_TASK_
Tally the lines below that contain "пункте". The number is the whole answer.

----

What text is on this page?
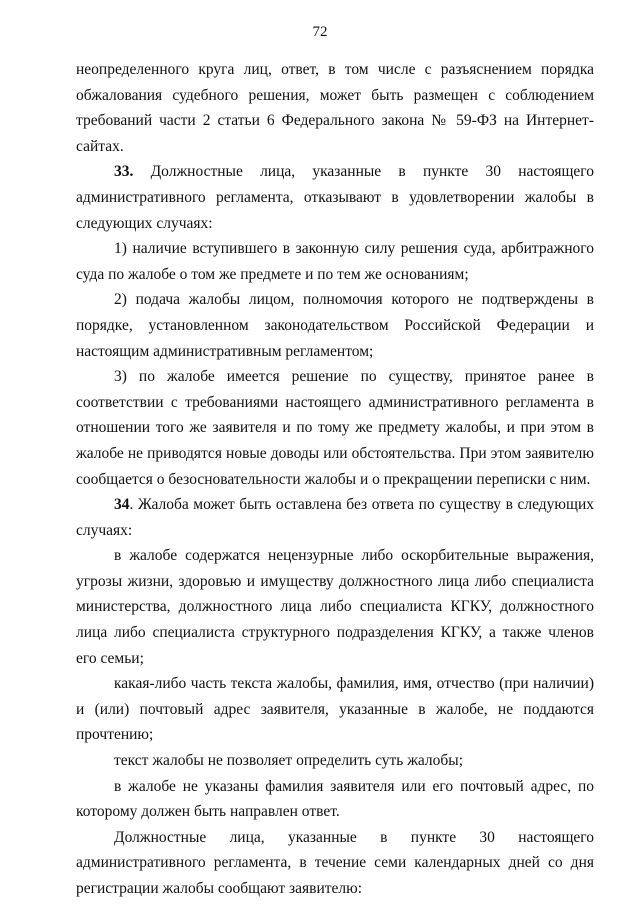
72

неопределенного круга лиц, ответ, в том числе с разъяснением порядка обжалования судебного решения, может быть размещен с соблюдением требований части 2 статьи 6 Федерального закона № 59-ФЗ на Интернет-сайтах.

33. Должностные лица, указанные в пункте 30 настоящего административного регламента, отказывают в удовлетворении жалобы в следующих случаях:

1) наличие вступившего в законную силу решения суда, арбитражного суда по жалобе о том же предмете и по тем же основаниям;

2) подача жалобы лицом, полномочия которого не подтверждены в порядке, установленном законодательством Российской Федерации и настоящим административным регламентом;

3) по жалобе имеется решение по существу, принятое ранее в соответствии с требованиями настоящего административного регламента в отношении того же заявителя и по тому же предмету жалобы, и при этом в жалобе не приводятся новые доводы или обстоятельства. При этом заявителю сообщается о безосновательности жалобы и о прекращении переписки с ним.

34. Жалоба может быть оставлена без ответа по существу в следующих случаях:

в жалобе содержатся нецензурные либо оскорбительные выражения, угрозы жизни, здоровью и имуществу должностного лица либо специалиста министерства, должностного лица либо специалиста КГКУ, должностного лица либо специалиста структурного подразделения КГКУ, а также членов его семьи;

какая-либо часть текста жалобы, фамилия, имя, отчество (при наличии) и (или) почтовый адрес заявителя, указанные в жалобе, не поддаются прочтению;

текст жалобы не позволяет определить суть жалобы;

в жалобе не указаны фамилия заявителя или его почтовый адрес, по которому должен быть направлен ответ.

Должностные лица, указанные в пункте 30 настоящего административного регламента, в течение семи календарных дней со дня регистрации жалобы сообщают заявителю:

----

_THE RESPONSE_
2